(Task brief)
Word for word, restate every line of the listing that follows.

Records from a dataset:
--- --- ---

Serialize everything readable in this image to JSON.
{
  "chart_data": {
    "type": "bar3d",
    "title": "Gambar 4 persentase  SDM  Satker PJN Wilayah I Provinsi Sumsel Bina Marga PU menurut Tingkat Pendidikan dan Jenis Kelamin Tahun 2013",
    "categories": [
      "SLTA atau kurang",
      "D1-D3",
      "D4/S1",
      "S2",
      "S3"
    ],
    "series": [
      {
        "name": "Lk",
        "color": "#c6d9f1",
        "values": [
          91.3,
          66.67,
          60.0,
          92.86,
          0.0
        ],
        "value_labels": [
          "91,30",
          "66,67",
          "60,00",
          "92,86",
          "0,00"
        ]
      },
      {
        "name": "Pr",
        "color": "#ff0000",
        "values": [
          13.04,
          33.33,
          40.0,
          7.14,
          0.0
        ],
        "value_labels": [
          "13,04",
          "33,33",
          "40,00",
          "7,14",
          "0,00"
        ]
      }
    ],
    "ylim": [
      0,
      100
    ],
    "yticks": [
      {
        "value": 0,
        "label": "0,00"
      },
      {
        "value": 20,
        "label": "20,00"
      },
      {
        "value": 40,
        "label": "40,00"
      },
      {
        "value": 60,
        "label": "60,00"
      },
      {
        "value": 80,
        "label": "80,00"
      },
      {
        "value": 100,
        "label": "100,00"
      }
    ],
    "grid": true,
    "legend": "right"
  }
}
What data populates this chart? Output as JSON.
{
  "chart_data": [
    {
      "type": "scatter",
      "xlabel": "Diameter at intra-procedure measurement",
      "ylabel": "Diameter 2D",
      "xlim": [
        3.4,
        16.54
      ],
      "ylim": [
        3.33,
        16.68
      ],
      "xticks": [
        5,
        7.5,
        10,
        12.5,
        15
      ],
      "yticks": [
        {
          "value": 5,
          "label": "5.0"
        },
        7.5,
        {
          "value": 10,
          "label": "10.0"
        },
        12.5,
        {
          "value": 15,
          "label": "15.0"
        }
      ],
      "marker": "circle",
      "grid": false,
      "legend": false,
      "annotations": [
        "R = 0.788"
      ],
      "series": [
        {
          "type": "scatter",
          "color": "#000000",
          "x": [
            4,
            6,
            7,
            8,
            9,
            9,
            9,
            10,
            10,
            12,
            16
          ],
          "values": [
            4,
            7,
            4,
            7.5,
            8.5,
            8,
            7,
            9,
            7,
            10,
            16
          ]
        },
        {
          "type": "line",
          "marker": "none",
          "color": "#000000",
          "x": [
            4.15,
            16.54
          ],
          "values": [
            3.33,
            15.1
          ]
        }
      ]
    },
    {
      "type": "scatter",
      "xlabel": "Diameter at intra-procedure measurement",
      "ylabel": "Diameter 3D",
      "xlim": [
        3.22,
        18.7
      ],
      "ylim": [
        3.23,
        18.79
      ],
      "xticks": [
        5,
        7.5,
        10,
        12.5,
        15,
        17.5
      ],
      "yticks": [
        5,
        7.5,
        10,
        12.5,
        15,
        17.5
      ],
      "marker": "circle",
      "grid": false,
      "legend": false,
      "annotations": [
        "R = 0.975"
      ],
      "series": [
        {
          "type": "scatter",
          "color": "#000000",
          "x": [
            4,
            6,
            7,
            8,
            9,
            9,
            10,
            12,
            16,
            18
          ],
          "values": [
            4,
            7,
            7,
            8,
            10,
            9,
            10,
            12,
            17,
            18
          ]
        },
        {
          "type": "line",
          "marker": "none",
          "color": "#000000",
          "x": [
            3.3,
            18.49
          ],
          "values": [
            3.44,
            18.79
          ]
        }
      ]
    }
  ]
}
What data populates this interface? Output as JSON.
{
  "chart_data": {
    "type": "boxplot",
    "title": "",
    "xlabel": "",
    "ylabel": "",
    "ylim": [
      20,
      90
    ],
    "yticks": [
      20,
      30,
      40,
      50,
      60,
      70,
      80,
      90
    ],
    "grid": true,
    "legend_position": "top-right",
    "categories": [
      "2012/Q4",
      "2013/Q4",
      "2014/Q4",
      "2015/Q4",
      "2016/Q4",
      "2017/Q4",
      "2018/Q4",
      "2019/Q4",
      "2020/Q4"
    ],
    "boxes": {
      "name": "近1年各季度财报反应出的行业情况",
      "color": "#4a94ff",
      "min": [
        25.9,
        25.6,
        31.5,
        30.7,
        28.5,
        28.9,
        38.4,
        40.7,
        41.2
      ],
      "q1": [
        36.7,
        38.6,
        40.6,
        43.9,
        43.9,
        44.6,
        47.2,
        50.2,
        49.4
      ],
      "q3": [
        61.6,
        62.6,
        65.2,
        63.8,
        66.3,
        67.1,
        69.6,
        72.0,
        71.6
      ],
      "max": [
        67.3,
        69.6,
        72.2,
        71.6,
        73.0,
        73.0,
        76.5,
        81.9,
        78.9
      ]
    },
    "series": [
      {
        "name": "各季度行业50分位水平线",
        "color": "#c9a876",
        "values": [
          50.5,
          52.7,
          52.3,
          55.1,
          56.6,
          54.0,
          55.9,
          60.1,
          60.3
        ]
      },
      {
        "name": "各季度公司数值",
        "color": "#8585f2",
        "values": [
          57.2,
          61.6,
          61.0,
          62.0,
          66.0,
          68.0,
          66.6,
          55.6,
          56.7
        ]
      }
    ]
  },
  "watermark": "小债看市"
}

--- --- ---

(Answer for this exercise)
Serialize everything readable in this image to JSON.
{
  "chart_data": {
    "type": "bar3d",
    "title": "Gambar 4 persentase  SDM  Satker PJN Wilayah I Provinsi Sumsel Bina Marga PU menurut Tingkat Pendidikan dan Jenis Kelamin Tahun 2013",
    "categories": [
      "SLTA atau kurang",
      "D1-D3",
      "D4/S1",
      "S2",
      "S3"
    ],
    "series": [
      {
        "name": "Lk",
        "color": "#c6d9f1",
        "values": [
          91.3,
          66.67,
          60.0,
          92.86,
          0.0
        ],
        "value_labels": [
          "91,30",
          "66,67",
          "60,00",
          "92,86",
          "0,00"
        ]
      },
      {
        "name": "Pr",
        "color": "#ff0000",
        "values": [
          13.04,
          33.33,
          40.0,
          7.14,
          0.0
        ],
        "value_labels": [
          "13,04",
          "33,33",
          "40,00",
          "7,14",
          "0,00"
        ]
      }
    ],
    "ylim": [
      0,
      100
    ],
    "yticks": [
      {
        "value": 0,
        "label": "0,00"
      },
      {
        "value": 20,
        "label": "20,00"
      },
      {
        "value": 40,
        "label": "40,00"
      },
      {
        "value": 60,
        "label": "60,00"
      },
      {
        "value": 80,
        "label": "80,00"
      },
      {
        "value": 100,
        "label": "100,00"
      }
    ],
    "grid": true,
    "legend": "right"
  }
}
What data populates this chart? Output as JSON.
{
  "chart_data": [
    {
      "type": "scatter",
      "xlabel": "Diameter at intra-procedure measurement",
      "ylabel": "Diameter 2D",
      "xlim": [
        3.4,
        16.54
      ],
      "ylim": [
        3.33,
        16.68
      ],
      "xticks": [
        5,
        7.5,
        10,
        12.5,
        15
      ],
      "yticks": [
        {
          "value": 5,
          "label": "5.0"
        },
        7.5,
        {
          "value": 10,
          "label": "10.0"
        },
        12.5,
        {
          "value": 15,
          "label": "15.0"
        }
      ],
      "marker": "circle",
      "grid": false,
      "legend": false,
      "annotations": [
        "R = 0.788"
      ],
      "series": [
        {
          "type": "scatter",
          "color": "#000000",
          "x": [
            4,
            6,
            7,
            8,
            9,
            9,
            9,
            10,
            10,
            12,
            16
          ],
          "values": [
            4,
            7,
            4,
            7.5,
            8.5,
            8,
            7,
            9,
            7,
            10,
            16
          ]
        },
        {
          "type": "line",
          "marker": "none",
          "color": "#000000",
          "x": [
            4.15,
            16.54
          ],
          "values": [
            3.33,
            15.1
          ]
        }
      ]
    },
    {
      "type": "scatter",
      "xlabel": "Diameter at intra-procedure measurement",
      "ylabel": "Diameter 3D",
      "xlim": [
        3.22,
        18.7
      ],
      "ylim": [
        3.23,
        18.79
      ],
      "xticks": [
        5,
        7.5,
        10,
        12.5,
        15,
        17.5
      ],
      "yticks": [
        5,
        7.5,
        10,
        12.5,
        15,
        17.5
      ],
      "marker": "circle",
      "grid": false,
      "legend": false,
      "annotations": [
        "R = 0.975"
      ],
      "series": [
        {
          "type": "scatter",
          "color": "#000000",
          "x": [
            4,
            6,
            7,
            8,
            9,
            9,
            10,
            12,
            16,
            18
          ],
          "values": [
            4,
            7,
            7,
            8,
            10,
            9,
            10,
            12,
            17,
            18
          ]
        },
        {
          "type": "line",
          "marker": "none",
          "color": "#000000",
          "x": [
            3.3,
            18.49
          ],
          "values": [
            3.44,
            18.79
          ]
        }
      ]
    }
  ]
}
What data populates this interface? Output as JSON.
{
  "chart_data": {
    "type": "boxplot",
    "title": "",
    "xlabel": "",
    "ylabel": "",
    "ylim": [
      20,
      90
    ],
    "yticks": [
      20,
      30,
      40,
      50,
      60,
      70,
      80,
      90
    ],
    "grid": true,
    "legend_position": "top-right",
    "categories": [
      "2012/Q4",
      "2013/Q4",
      "2014/Q4",
      "2015/Q4",
      "2016/Q4",
      "2017/Q4",
      "2018/Q4",
      "2019/Q4",
      "2020/Q4"
    ],
    "boxes": {
      "name": "近1年各季度财报反应出的行业情况",
      "color": "#4a94ff",
      "min": [
        25.9,
        25.6,
        31.5,
        30.7,
        28.5,
        28.9,
        38.4,
        40.7,
        41.2
      ],
      "q1": [
        36.7,
        38.6,
        40.6,
        43.9,
        43.9,
        44.6,
        47.2,
        50.2,
        49.4
      ],
      "q3": [
        61.6,
        62.6,
        65.2,
        63.8,
        66.3,
        67.1,
        69.6,
        72.0,
        71.6
      ],
      "max": [
        67.3,
        69.6,
        72.2,
        71.6,
        73.0,
        73.0,
        76.5,
        81.9,
        78.9
      ]
    },
    "series": [
      {
        "name": "各季度行业50分位水平线",
        "color": "#c9a876",
        "values": [
          50.5,
          52.7,
          52.3,
          55.1,
          56.6,
          54.0,
          55.9,
          60.1,
          60.3
        ]
      },
      {
        "name": "各季度公司数值",
        "color": "#8585f2",
        "values": [
          57.2,
          61.6,
          61.0,
          62.0,
          66.0,
          68.0,
          66.6,
          55.6,
          56.7
        ]
      }
    ]
  },
  "watermark": "小债看市"
}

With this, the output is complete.